Provide the number of lines containing the word "this", and nothing else.

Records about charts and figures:
•••

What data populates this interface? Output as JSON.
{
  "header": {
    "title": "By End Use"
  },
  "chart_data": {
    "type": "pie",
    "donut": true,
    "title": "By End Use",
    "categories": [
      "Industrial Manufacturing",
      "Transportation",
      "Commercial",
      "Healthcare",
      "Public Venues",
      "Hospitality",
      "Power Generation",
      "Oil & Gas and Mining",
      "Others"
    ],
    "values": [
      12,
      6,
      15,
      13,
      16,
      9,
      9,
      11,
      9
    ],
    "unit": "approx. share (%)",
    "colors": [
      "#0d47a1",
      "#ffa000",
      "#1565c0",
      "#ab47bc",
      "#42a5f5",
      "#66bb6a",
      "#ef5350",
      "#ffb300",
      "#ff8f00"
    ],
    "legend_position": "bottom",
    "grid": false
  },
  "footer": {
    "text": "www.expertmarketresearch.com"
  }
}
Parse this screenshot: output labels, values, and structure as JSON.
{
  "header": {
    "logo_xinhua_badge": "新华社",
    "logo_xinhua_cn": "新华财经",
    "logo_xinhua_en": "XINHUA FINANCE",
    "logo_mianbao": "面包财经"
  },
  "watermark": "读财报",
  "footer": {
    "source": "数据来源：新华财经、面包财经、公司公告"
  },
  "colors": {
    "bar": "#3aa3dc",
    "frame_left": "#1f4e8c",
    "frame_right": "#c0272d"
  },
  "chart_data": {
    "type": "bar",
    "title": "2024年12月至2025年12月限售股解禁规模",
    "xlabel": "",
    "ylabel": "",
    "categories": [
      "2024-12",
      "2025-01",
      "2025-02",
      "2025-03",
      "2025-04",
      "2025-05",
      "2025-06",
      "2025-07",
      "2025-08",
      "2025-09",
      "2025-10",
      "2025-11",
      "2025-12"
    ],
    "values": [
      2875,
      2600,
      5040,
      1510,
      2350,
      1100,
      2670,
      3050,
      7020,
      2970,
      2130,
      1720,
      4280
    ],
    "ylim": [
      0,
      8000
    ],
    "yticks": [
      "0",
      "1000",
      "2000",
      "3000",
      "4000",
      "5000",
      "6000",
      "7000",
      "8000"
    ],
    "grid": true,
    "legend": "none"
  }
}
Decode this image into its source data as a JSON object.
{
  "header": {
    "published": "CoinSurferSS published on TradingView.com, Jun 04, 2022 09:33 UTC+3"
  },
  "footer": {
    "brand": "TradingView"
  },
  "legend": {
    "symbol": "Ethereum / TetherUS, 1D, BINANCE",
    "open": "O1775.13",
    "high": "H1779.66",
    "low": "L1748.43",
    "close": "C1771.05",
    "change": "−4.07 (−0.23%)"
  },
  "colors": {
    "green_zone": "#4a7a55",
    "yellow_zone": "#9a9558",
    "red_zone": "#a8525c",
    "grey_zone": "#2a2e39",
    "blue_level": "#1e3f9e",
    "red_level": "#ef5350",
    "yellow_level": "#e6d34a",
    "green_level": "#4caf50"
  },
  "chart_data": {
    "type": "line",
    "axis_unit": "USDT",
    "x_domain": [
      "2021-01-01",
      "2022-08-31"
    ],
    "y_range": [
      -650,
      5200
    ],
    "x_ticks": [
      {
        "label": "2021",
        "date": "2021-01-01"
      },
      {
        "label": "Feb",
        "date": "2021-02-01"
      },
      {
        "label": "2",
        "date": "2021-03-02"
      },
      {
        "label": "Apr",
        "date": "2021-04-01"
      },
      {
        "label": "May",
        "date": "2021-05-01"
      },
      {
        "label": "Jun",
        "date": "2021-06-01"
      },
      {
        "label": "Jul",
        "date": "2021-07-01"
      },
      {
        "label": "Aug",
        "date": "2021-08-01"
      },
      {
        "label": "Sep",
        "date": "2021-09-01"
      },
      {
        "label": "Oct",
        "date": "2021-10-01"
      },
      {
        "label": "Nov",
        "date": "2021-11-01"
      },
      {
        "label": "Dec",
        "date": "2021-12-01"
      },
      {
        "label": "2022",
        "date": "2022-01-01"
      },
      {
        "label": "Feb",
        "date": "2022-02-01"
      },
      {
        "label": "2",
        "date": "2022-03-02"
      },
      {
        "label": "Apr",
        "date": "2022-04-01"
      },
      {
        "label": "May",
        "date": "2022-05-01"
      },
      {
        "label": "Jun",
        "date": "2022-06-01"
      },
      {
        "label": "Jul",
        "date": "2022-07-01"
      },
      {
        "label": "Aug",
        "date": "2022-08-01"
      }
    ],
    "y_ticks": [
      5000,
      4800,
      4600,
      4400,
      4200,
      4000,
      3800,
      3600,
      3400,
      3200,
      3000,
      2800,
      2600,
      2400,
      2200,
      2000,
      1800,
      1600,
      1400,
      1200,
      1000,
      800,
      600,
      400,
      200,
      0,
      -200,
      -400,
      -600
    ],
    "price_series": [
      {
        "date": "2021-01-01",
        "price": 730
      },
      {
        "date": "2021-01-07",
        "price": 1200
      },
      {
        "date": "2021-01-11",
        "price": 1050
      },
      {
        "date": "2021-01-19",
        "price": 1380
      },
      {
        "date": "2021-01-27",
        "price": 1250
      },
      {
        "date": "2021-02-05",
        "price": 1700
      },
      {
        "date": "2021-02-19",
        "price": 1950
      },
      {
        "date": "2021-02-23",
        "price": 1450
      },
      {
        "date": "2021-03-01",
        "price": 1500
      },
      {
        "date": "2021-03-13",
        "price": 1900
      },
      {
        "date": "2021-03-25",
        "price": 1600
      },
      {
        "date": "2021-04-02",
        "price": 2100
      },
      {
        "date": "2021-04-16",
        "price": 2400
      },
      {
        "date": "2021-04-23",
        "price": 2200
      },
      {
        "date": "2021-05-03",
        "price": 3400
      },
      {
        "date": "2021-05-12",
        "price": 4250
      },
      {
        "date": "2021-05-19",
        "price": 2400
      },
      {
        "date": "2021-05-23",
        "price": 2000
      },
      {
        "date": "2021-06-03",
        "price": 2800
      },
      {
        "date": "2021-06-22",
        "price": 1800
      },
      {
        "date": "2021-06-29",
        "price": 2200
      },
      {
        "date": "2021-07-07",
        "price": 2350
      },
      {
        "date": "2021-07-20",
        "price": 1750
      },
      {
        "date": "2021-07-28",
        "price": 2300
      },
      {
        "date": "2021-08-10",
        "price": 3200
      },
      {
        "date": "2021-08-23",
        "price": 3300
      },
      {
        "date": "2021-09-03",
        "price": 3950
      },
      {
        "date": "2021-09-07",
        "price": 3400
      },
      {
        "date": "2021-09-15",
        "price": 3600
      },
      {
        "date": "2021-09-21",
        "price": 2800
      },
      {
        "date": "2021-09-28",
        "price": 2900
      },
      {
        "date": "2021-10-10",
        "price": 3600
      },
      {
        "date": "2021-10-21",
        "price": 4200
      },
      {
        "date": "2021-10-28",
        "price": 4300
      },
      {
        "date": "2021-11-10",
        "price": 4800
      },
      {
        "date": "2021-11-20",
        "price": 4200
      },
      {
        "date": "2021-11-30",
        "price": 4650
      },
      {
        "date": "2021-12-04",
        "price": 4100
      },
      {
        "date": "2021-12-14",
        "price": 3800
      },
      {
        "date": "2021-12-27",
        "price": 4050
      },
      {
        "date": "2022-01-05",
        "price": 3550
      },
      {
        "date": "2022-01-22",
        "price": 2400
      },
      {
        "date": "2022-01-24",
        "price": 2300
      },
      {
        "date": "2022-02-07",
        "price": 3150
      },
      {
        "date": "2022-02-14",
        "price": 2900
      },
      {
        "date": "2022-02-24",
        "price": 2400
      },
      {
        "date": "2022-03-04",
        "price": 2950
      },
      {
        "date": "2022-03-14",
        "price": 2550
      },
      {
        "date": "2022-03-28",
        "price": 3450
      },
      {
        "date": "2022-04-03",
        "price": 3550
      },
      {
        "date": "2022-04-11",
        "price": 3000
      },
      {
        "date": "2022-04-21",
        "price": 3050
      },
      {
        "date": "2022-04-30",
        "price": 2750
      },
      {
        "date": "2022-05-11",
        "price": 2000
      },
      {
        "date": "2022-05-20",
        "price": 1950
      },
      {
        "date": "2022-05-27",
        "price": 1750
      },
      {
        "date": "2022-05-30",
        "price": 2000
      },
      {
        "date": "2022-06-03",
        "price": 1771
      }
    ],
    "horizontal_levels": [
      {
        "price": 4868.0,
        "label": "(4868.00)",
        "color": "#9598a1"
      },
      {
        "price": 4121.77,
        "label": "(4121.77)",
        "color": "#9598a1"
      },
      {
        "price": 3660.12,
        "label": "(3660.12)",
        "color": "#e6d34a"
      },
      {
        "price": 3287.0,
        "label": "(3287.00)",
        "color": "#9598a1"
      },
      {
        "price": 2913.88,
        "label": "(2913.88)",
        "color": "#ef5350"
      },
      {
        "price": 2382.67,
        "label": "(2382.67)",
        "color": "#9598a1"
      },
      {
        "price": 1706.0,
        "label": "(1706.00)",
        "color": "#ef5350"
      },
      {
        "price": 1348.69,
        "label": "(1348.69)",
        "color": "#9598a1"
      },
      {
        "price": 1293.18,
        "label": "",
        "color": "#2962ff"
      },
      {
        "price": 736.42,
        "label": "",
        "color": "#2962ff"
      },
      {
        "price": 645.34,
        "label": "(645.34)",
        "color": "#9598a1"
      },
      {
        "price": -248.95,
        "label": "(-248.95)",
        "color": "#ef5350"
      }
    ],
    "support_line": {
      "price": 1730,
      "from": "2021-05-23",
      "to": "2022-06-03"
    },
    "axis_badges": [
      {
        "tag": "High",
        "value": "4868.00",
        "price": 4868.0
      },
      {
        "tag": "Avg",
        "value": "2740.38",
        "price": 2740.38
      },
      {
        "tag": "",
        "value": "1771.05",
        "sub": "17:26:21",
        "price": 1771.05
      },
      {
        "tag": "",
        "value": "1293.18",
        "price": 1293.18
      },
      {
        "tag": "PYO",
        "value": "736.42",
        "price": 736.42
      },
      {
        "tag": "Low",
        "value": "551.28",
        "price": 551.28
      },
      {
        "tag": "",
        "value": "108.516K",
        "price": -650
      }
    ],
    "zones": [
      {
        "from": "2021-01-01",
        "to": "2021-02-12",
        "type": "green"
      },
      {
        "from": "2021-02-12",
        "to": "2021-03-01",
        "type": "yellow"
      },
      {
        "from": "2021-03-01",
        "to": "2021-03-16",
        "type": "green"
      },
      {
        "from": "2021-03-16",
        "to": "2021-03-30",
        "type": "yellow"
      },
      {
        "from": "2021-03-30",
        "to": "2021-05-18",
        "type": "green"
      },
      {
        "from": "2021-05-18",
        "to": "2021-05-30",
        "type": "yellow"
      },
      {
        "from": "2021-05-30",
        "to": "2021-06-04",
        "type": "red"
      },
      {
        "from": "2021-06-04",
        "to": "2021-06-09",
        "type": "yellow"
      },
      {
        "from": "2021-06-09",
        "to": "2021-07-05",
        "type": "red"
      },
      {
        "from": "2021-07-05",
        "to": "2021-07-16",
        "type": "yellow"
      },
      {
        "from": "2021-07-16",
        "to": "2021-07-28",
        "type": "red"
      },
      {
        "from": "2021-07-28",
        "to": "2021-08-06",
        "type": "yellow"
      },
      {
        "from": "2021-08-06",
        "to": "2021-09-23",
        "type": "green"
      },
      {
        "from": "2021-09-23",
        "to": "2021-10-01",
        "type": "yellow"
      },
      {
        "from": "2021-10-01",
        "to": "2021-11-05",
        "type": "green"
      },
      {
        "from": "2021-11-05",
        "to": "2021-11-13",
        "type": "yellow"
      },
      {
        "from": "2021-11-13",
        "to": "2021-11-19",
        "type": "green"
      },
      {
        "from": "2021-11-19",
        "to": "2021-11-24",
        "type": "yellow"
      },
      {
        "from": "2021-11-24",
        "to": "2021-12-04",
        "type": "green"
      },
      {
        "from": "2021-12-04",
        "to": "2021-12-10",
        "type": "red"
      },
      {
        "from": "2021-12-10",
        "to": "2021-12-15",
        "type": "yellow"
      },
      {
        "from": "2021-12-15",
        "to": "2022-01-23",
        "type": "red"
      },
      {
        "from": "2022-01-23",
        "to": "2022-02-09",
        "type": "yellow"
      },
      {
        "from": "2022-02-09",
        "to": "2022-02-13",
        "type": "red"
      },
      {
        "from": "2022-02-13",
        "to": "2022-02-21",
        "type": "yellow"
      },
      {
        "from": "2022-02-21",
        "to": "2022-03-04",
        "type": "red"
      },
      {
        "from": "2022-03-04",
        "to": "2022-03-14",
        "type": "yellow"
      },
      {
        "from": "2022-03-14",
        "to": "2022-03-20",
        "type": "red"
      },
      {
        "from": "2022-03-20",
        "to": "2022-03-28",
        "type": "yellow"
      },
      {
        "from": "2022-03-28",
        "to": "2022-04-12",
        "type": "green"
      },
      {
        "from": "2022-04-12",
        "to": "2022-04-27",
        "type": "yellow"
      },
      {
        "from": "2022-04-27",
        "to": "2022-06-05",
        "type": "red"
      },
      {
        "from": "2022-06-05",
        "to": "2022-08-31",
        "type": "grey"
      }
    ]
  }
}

•••

Exercise output — 3